**** Stored records ****

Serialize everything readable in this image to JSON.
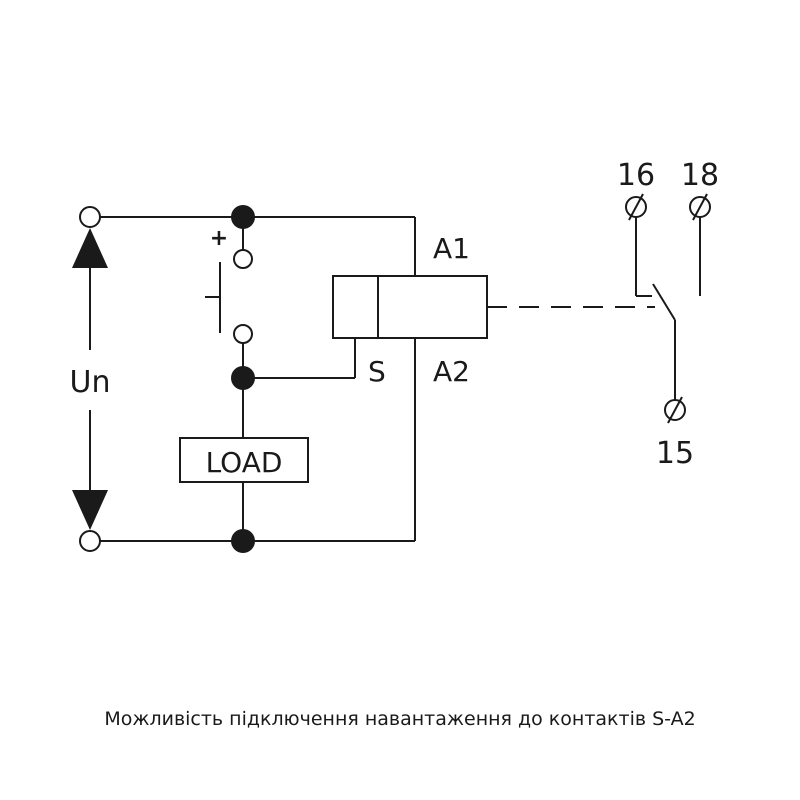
{
  "labels": {
    "supply": "Un",
    "load": "LOAD",
    "plus_sign": "+",
    "terminal_a1": "A1",
    "terminal_a2": "A2",
    "terminal_s": "S",
    "contact_16": "16",
    "contact_18": "18",
    "contact_15": "15"
  },
  "caption": "Можливість підключення навантаження до контактів S-A2",
  "colors": {
    "line": "#1a1a1a",
    "background": "#ffffff"
  }
}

****

Exercise description: Repeat each entry precisely as it appears. Leave the pictures out.

The solution:
Serialize everything readable in this image to JSON.
{
  "labels": {
    "supply": "Un",
    "load": "LOAD",
    "plus_sign": "+",
    "terminal_a1": "A1",
    "terminal_a2": "A2",
    "terminal_s": "S",
    "contact_16": "16",
    "contact_18": "18",
    "contact_15": "15"
  },
  "caption": "Можливість підключення навантаження до контактів S-A2",
  "colors": {
    "line": "#1a1a1a",
    "background": "#ffffff"
  }
}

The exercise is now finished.